» Eingabe der Übung
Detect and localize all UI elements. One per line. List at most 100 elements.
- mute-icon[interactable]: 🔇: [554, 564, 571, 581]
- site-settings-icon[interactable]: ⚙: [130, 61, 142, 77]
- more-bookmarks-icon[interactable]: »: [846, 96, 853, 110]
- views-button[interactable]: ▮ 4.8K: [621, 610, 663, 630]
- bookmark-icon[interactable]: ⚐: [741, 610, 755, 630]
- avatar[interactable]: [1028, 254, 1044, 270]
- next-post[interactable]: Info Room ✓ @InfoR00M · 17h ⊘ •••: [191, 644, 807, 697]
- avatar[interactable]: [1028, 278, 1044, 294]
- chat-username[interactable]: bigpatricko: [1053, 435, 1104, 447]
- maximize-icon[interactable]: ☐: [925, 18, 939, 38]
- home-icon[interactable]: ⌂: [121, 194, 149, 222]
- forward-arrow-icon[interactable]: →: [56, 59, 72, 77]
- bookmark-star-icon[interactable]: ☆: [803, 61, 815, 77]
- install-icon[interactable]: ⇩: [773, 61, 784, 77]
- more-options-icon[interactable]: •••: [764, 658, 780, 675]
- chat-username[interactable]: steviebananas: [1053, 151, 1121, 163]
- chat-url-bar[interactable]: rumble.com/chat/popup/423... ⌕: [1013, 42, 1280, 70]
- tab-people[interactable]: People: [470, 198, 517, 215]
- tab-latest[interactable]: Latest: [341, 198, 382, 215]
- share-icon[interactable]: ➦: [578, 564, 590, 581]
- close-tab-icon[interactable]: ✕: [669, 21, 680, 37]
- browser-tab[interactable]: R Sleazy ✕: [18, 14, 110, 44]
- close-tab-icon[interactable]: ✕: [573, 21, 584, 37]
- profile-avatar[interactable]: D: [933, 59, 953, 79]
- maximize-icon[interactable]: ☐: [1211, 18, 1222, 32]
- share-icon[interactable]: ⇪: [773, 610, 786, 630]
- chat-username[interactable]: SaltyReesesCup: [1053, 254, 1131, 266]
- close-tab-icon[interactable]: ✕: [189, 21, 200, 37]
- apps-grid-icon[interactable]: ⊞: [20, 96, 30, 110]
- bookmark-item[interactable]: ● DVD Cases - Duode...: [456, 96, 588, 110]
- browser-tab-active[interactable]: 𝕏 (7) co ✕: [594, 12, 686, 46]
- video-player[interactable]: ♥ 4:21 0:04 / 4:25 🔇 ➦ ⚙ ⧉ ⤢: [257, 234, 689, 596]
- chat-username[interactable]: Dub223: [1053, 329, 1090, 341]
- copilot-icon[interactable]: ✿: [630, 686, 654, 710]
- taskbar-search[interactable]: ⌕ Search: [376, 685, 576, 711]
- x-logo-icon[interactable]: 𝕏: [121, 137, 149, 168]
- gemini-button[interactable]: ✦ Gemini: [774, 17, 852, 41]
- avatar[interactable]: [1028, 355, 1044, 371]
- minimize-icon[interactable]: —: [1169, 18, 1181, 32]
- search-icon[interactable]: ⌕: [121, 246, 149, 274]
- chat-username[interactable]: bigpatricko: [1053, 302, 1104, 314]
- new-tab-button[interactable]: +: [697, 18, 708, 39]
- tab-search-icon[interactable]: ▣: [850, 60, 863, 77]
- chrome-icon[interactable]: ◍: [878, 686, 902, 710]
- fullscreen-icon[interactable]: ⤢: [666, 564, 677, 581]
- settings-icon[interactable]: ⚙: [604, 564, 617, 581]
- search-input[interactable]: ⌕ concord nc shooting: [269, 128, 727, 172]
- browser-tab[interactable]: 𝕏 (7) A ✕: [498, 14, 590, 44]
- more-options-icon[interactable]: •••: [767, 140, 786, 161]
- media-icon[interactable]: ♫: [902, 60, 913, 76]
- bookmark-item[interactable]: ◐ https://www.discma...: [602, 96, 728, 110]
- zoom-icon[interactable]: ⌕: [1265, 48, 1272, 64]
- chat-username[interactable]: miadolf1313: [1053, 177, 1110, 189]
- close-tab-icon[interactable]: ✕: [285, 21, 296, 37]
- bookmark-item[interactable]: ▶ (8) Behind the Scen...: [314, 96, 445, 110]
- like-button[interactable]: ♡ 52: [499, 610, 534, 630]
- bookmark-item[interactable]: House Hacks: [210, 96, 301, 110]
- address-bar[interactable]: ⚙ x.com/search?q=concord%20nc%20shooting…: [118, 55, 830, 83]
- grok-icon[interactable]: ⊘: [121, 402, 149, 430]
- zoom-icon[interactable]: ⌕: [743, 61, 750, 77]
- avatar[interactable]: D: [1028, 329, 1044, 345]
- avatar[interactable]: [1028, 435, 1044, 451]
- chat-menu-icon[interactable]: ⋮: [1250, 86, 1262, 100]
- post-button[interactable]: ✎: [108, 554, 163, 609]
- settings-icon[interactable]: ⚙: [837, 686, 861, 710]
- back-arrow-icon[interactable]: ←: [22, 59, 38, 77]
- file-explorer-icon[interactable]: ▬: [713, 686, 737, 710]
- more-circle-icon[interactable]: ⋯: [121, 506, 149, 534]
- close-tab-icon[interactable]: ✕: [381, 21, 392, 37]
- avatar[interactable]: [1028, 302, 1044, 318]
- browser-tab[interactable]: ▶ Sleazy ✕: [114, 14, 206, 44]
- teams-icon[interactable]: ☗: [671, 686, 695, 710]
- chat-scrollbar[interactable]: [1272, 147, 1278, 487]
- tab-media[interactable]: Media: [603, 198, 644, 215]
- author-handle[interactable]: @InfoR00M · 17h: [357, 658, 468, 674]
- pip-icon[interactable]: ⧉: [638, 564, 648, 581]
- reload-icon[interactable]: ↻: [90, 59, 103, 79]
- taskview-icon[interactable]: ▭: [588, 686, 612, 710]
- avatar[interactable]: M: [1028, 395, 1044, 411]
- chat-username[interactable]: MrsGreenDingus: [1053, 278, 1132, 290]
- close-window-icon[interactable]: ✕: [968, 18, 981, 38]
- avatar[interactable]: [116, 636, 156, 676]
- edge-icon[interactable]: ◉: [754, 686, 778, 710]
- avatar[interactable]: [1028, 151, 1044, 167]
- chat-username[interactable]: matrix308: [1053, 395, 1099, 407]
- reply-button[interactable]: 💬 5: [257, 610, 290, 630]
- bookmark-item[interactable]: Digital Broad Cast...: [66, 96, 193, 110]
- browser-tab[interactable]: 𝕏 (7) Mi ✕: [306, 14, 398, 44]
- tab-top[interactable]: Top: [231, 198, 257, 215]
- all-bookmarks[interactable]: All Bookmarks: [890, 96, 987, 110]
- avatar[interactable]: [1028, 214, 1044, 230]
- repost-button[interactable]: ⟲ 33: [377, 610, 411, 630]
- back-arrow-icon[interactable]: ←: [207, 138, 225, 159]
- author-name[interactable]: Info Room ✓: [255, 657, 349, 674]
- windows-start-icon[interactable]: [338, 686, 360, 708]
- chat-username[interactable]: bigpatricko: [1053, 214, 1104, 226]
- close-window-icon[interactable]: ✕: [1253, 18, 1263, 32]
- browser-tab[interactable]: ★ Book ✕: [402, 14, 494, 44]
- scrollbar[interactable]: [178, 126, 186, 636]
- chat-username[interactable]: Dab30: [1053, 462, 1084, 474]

» Ziel der Aufgabe
Schreibe alle Zeilen oben Zeichen für Zeichen ab.

» Antwort
Detect and localize all UI elements. One per line. List at most 100 elements.
- mute-icon[interactable]: 🔇: [554, 564, 571, 581]
- site-settings-icon[interactable]: ⚙: [130, 61, 142, 77]
- more-bookmarks-icon[interactable]: »: [846, 96, 853, 110]
- views-button[interactable]: ▮ 4.8K: [621, 610, 663, 630]
- bookmark-icon[interactable]: ⚐: [741, 610, 755, 630]
- avatar[interactable]: [1028, 254, 1044, 270]
- next-post[interactable]: Info Room ✓ @InfoR00M · 17h ⊘ •••: [191, 644, 807, 697]
- avatar[interactable]: [1028, 278, 1044, 294]
- chat-username[interactable]: bigpatricko: [1053, 435, 1104, 447]
- maximize-icon[interactable]: ☐: [925, 18, 939, 38]
- home-icon[interactable]: ⌂: [121, 194, 149, 222]
- forward-arrow-icon[interactable]: →: [56, 59, 72, 77]
- bookmark-star-icon[interactable]: ☆: [803, 61, 815, 77]
- install-icon[interactable]: ⇩: [773, 61, 784, 77]
- more-options-icon[interactable]: •••: [764, 658, 780, 675]
- chat-username[interactable]: steviebananas: [1053, 151, 1121, 163]
- chat-url-bar[interactable]: rumble.com/chat/popup/423... ⌕: [1013, 42, 1280, 70]
- tab-people[interactable]: People: [470, 198, 517, 215]
- tab-latest[interactable]: Latest: [341, 198, 382, 215]
- share-icon[interactable]: ➦: [578, 564, 590, 581]
- close-tab-icon[interactable]: ✕: [669, 21, 680, 37]
- browser-tab[interactable]: R Sleazy ✕: [18, 14, 110, 44]
- close-tab-icon[interactable]: ✕: [573, 21, 584, 37]
- profile-avatar[interactable]: D: [933, 59, 953, 79]
- maximize-icon[interactable]: ☐: [1211, 18, 1222, 32]
- share-icon[interactable]: ⇪: [773, 610, 786, 630]
- chat-username[interactable]: SaltyReesesCup: [1053, 254, 1131, 266]
- close-tab-icon[interactable]: ✕: [189, 21, 200, 37]
- apps-grid-icon[interactable]: ⊞: [20, 96, 30, 110]
- bookmark-item[interactable]: ● DVD Cases - Duode...: [456, 96, 588, 110]
- browser-tab-active[interactable]: 𝕏 (7) co ✕: [594, 12, 686, 46]
- video-player[interactable]: ♥ 4:21 0:04 / 4:25 🔇 ➦ ⚙ ⧉ ⤢: [257, 234, 689, 596]
- chat-username[interactable]: Dub223: [1053, 329, 1090, 341]
- copilot-icon[interactable]: ✿: [630, 686, 654, 710]
- taskbar-search[interactable]: ⌕ Search: [376, 685, 576, 711]
- x-logo-icon[interactable]: 𝕏: [121, 137, 149, 168]
- gemini-button[interactable]: ✦ Gemini: [774, 17, 852, 41]
- avatar[interactable]: [1028, 355, 1044, 371]
- minimize-icon[interactable]: —: [1169, 18, 1181, 32]
- search-icon[interactable]: ⌕: [121, 246, 149, 274]
- chat-username[interactable]: bigpatricko: [1053, 302, 1104, 314]
- new-tab-button[interactable]: +: [697, 18, 708, 39]
- tab-search-icon[interactable]: ▣: [850, 60, 863, 77]
- chrome-icon[interactable]: ◍: [878, 686, 902, 710]
- fullscreen-icon[interactable]: ⤢: [666, 564, 677, 581]
- settings-icon[interactable]: ⚙: [604, 564, 617, 581]
- search-input[interactable]: ⌕ concord nc shooting: [269, 128, 727, 172]
- browser-tab[interactable]: 𝕏 (7) A ✕: [498, 14, 590, 44]
- more-options-icon[interactable]: •••: [767, 140, 786, 161]
- media-icon[interactable]: ♫: [902, 60, 913, 76]
- bookmark-item[interactable]: ◐ https://www.discma...: [602, 96, 728, 110]
- zoom-icon[interactable]: ⌕: [1265, 48, 1272, 64]
- chat-username[interactable]: miadolf1313: [1053, 177, 1110, 189]
- close-tab-icon[interactable]: ✕: [285, 21, 296, 37]
- bookmark-item[interactable]: ▶ (8) Behind the Scen...: [314, 96, 445, 110]
- like-button[interactable]: ♡ 52: [499, 610, 534, 630]
- bookmark-item[interactable]: House Hacks: [210, 96, 301, 110]
- address-bar[interactable]: ⚙ x.com/search?q=concord%20nc%20shooting…: [118, 55, 830, 83]
- grok-icon[interactable]: ⊘: [121, 402, 149, 430]
- zoom-icon[interactable]: ⌕: [743, 61, 750, 77]
- avatar[interactable]: D: [1028, 329, 1044, 345]
- avatar[interactable]: [1028, 435, 1044, 451]
- chat-menu-icon[interactable]: ⋮: [1250, 86, 1262, 100]
- post-button[interactable]: ✎: [108, 554, 163, 609]
- settings-icon[interactable]: ⚙: [837, 686, 861, 710]
- back-arrow-icon[interactable]: ←: [22, 59, 38, 77]
- file-explorer-icon[interactable]: ▬: [713, 686, 737, 710]
- more-circle-icon[interactable]: ⋯: [121, 506, 149, 534]
- close-tab-icon[interactable]: ✕: [381, 21, 392, 37]
- avatar[interactable]: [1028, 302, 1044, 318]
- browser-tab[interactable]: ▶ Sleazy ✕: [114, 14, 206, 44]
- teams-icon[interactable]: ☗: [671, 686, 695, 710]
- chat-scrollbar[interactable]: [1272, 147, 1278, 487]
- tab-media[interactable]: Media: [603, 198, 644, 215]
- author-handle[interactable]: @InfoR00M · 17h: [357, 658, 468, 674]
- pip-icon[interactable]: ⧉: [638, 564, 648, 581]
- reload-icon[interactable]: ↻: [90, 59, 103, 79]
- taskview-icon[interactable]: ▭: [588, 686, 612, 710]
- avatar[interactable]: M: [1028, 395, 1044, 411]
- chat-username[interactable]: MrsGreenDingus: [1053, 278, 1132, 290]
- close-window-icon[interactable]: ✕: [968, 18, 981, 38]
- avatar[interactable]: [116, 636, 156, 676]
- edge-icon[interactable]: ◉: [754, 686, 778, 710]
- avatar[interactable]: [1028, 151, 1044, 167]
- chat-username[interactable]: matrix308: [1053, 395, 1099, 407]
- reply-button[interactable]: 💬 5: [257, 610, 290, 630]
- bookmark-item[interactable]: Digital Broad Cast...: [66, 96, 193, 110]
- browser-tab[interactable]: 𝕏 (7) Mi ✕: [306, 14, 398, 44]
- tab-top[interactable]: Top: [231, 198, 257, 215]
- all-bookmarks[interactable]: All Bookmarks: [890, 96, 987, 110]
- avatar[interactable]: [1028, 214, 1044, 230]
- repost-button[interactable]: ⟲ 33: [377, 610, 411, 630]
- back-arrow-icon[interactable]: ←: [207, 138, 225, 159]
- author-name[interactable]: Info Room ✓: [255, 657, 349, 674]
- windows-start-icon[interactable]: [338, 686, 360, 708]
- chat-username[interactable]: bigpatricko: [1053, 214, 1104, 226]
- close-window-icon[interactable]: ✕: [1253, 18, 1263, 32]
- browser-tab[interactable]: ★ Book ✕: [402, 14, 494, 44]
- scrollbar[interactable]: [178, 126, 186, 636]
- chat-username[interactable]: Dab30: [1053, 462, 1084, 474]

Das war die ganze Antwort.